- Entries -
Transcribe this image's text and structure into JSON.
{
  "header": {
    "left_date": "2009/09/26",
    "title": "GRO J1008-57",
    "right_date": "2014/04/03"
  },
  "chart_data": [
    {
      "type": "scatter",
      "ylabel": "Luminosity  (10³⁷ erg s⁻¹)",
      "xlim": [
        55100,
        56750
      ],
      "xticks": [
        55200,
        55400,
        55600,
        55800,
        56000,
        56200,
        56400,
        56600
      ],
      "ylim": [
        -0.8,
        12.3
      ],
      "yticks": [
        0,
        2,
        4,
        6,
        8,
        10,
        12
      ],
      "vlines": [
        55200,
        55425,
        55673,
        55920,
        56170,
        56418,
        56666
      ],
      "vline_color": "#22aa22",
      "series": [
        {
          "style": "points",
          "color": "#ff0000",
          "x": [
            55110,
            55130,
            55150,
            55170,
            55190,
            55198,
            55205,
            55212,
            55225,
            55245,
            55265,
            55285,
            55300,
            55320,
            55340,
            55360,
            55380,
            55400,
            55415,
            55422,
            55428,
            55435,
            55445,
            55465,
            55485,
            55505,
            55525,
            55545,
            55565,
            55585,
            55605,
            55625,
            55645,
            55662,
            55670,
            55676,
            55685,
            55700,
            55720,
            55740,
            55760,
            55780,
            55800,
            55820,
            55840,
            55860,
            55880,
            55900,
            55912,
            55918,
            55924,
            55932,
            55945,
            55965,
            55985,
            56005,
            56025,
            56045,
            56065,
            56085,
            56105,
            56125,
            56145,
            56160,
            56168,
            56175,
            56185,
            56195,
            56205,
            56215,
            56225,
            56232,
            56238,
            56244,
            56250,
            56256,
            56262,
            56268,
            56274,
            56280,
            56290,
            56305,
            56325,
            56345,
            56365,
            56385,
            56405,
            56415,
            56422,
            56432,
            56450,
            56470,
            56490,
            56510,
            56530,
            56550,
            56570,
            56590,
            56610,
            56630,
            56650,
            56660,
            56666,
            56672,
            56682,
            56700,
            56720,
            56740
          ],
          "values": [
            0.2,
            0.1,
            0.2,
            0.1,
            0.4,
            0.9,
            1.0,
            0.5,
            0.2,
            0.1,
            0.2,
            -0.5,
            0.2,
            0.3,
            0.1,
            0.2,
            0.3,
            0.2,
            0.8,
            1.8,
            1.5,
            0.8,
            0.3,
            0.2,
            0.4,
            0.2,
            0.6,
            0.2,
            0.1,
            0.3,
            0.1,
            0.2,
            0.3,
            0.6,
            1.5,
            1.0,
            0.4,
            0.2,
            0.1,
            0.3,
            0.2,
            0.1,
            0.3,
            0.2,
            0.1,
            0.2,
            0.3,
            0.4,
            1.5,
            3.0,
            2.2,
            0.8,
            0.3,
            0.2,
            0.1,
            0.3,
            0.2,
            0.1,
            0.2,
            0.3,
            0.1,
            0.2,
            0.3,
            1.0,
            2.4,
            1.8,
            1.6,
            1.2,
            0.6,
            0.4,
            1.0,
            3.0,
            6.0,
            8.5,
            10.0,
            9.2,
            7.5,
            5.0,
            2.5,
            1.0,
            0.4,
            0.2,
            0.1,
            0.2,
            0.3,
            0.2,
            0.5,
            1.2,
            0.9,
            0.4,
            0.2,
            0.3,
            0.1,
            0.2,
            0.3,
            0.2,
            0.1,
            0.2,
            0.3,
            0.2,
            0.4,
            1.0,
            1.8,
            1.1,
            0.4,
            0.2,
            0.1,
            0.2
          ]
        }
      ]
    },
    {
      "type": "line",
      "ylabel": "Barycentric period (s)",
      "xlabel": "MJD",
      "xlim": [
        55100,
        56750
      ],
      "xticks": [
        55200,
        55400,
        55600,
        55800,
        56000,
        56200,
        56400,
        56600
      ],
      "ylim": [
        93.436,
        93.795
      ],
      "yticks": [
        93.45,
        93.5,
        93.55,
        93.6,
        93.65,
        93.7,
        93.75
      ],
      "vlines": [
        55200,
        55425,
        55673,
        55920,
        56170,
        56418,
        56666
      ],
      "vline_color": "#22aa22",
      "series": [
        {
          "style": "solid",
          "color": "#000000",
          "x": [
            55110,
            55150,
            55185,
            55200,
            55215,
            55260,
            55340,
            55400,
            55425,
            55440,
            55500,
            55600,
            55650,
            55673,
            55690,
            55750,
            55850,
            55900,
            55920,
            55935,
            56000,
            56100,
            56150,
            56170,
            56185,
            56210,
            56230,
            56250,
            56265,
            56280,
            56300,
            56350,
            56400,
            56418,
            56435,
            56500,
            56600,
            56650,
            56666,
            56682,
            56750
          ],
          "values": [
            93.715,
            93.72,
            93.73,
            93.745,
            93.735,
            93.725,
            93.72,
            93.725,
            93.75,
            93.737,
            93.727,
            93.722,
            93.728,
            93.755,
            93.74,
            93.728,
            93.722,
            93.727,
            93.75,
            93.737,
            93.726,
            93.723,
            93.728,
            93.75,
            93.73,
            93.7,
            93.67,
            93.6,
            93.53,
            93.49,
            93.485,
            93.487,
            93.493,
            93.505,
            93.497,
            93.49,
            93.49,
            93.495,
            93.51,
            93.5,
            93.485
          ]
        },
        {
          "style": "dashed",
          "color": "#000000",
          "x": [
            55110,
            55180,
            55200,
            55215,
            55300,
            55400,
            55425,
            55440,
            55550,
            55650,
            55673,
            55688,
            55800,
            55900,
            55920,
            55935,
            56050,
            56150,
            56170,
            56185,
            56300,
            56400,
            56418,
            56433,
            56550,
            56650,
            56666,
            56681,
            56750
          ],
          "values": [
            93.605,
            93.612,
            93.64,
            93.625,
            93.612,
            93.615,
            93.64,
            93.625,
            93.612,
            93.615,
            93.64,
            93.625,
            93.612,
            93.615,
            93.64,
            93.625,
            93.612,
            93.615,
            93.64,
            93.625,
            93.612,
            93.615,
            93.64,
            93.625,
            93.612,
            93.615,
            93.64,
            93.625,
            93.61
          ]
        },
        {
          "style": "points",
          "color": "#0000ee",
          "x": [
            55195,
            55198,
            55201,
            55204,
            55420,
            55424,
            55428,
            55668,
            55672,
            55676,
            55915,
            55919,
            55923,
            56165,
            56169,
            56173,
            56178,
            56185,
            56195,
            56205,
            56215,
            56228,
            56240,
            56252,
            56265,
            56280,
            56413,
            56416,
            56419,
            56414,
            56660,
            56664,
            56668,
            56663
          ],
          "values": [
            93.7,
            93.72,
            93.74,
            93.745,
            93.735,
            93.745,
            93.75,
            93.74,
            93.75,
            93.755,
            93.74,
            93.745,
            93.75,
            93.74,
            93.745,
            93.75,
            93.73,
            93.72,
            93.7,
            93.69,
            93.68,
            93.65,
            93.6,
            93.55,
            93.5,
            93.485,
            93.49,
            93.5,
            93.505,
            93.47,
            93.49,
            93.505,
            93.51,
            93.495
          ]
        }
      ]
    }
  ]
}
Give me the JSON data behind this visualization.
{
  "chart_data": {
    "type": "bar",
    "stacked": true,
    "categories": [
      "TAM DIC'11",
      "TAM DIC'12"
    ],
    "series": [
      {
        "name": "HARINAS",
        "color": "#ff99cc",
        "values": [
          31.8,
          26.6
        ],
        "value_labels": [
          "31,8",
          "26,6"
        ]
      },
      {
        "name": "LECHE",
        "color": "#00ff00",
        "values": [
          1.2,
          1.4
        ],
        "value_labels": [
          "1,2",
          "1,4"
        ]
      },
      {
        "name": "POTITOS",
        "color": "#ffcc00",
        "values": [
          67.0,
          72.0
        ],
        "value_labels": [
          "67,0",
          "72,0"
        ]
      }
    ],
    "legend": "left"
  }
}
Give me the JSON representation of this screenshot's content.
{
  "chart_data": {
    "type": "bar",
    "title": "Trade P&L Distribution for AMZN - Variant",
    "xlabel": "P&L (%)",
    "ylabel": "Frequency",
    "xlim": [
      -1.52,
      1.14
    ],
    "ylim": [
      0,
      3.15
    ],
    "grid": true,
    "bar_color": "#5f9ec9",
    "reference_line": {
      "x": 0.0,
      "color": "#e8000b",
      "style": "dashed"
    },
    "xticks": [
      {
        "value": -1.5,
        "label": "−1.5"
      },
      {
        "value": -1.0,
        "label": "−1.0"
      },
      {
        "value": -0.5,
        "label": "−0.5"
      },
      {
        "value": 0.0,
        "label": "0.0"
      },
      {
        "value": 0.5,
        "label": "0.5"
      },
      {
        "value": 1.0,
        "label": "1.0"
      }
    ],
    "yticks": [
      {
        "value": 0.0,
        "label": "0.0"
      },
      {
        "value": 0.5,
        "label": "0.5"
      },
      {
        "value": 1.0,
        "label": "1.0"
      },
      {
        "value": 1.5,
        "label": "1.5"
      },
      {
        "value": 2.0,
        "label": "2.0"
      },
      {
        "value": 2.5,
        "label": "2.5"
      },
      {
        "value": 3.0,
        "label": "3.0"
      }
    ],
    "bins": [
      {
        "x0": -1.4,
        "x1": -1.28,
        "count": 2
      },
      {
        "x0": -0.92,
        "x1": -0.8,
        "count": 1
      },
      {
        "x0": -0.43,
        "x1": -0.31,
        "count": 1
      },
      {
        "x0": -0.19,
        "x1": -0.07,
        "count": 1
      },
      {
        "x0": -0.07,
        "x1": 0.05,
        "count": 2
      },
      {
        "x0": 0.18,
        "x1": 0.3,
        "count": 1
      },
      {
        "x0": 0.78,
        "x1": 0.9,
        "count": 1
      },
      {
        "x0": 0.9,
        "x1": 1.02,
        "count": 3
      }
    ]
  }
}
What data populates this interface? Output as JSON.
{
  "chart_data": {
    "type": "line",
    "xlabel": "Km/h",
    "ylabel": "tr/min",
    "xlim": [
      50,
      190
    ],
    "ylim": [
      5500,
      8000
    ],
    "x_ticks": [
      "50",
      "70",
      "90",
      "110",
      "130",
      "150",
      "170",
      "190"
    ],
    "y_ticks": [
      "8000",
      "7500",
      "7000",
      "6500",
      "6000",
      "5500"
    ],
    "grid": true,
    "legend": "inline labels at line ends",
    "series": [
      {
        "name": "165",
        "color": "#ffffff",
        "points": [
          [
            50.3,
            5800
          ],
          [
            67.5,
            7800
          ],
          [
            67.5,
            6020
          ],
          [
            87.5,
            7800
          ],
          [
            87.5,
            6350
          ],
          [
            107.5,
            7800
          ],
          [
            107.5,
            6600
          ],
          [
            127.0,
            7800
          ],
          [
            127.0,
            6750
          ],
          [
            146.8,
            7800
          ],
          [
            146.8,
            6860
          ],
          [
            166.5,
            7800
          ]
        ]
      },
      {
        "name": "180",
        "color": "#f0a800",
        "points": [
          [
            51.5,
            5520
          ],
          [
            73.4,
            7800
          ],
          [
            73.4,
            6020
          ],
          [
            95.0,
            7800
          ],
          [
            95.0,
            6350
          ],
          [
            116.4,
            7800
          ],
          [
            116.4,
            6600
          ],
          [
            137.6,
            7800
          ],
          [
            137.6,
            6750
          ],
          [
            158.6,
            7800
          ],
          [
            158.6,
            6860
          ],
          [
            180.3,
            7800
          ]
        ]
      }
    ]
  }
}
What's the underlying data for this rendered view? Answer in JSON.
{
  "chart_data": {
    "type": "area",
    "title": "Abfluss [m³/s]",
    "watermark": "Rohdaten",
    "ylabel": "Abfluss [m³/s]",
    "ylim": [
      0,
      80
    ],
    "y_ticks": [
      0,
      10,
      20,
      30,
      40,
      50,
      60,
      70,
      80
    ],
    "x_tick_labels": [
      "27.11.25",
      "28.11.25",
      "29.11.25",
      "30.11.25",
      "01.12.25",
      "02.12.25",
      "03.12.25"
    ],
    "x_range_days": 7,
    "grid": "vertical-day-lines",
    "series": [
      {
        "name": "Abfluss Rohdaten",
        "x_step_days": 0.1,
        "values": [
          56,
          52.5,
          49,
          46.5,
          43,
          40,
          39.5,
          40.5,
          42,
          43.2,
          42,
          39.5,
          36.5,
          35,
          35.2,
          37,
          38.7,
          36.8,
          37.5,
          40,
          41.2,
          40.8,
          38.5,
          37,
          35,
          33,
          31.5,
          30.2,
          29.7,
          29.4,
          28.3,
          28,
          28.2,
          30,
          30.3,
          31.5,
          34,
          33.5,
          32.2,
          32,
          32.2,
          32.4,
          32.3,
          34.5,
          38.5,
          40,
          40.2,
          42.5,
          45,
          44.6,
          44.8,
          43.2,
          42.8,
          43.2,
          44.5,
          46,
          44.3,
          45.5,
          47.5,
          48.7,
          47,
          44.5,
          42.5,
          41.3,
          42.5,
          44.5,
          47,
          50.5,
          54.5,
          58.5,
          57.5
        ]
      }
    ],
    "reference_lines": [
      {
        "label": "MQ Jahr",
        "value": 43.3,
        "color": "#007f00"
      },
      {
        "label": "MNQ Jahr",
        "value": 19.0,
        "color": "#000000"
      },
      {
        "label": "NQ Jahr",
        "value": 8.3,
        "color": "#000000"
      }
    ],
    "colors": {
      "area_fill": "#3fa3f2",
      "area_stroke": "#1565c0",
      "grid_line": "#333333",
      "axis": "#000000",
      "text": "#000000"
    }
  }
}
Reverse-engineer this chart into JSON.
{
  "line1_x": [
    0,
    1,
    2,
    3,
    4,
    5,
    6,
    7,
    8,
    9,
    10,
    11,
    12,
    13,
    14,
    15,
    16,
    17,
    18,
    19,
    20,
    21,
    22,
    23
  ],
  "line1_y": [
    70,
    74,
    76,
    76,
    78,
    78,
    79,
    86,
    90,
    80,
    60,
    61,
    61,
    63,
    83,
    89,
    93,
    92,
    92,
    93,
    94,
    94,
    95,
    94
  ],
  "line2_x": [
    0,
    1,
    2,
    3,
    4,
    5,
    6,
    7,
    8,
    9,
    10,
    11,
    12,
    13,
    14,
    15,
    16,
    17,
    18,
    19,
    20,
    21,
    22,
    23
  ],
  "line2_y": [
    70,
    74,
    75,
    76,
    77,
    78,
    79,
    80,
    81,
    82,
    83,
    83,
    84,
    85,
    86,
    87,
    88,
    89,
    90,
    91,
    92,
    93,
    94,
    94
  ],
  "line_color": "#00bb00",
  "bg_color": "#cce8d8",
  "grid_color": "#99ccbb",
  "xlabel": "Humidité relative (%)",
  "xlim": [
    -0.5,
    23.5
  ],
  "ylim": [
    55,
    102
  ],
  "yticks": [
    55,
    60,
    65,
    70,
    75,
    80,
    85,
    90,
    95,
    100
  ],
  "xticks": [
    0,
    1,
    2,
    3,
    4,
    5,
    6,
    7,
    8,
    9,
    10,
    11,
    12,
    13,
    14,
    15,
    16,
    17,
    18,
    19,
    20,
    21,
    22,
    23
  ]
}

- Aim of the exercise -
The answer consists only of the lines from the one containing "Reverse-engineer this chart into JSON." to the end of the records, each written out exactly.

- Response -
Reverse-engineer this chart into JSON.
{
  "line1_x": [
    0,
    1,
    2,
    3,
    4,
    5,
    6,
    7,
    8,
    9,
    10,
    11,
    12,
    13,
    14,
    15,
    16,
    17,
    18,
    19,
    20,
    21,
    22,
    23
  ],
  "line1_y": [
    70,
    74,
    76,
    76,
    78,
    78,
    79,
    86,
    90,
    80,
    60,
    61,
    61,
    63,
    83,
    89,
    93,
    92,
    92,
    93,
    94,
    94,
    95,
    94
  ],
  "line2_x": [
    0,
    1,
    2,
    3,
    4,
    5,
    6,
    7,
    8,
    9,
    10,
    11,
    12,
    13,
    14,
    15,
    16,
    17,
    18,
    19,
    20,
    21,
    22,
    23
  ],
  "line2_y": [
    70,
    74,
    75,
    76,
    77,
    78,
    79,
    80,
    81,
    82,
    83,
    83,
    84,
    85,
    86,
    87,
    88,
    89,
    90,
    91,
    92,
    93,
    94,
    94
  ],
  "line_color": "#00bb00",
  "bg_color": "#cce8d8",
  "grid_color": "#99ccbb",
  "xlabel": "Humidité relative (%)",
  "xlim": [
    -0.5,
    23.5
  ],
  "ylim": [
    55,
    102
  ],
  "yticks": [
    55,
    60,
    65,
    70,
    75,
    80,
    85,
    90,
    95,
    100
  ],
  "xticks": [
    0,
    1,
    2,
    3,
    4,
    5,
    6,
    7,
    8,
    9,
    10,
    11,
    12,
    13,
    14,
    15,
    16,
    17,
    18,
    19,
    20,
    21,
    22,
    23
  ]
}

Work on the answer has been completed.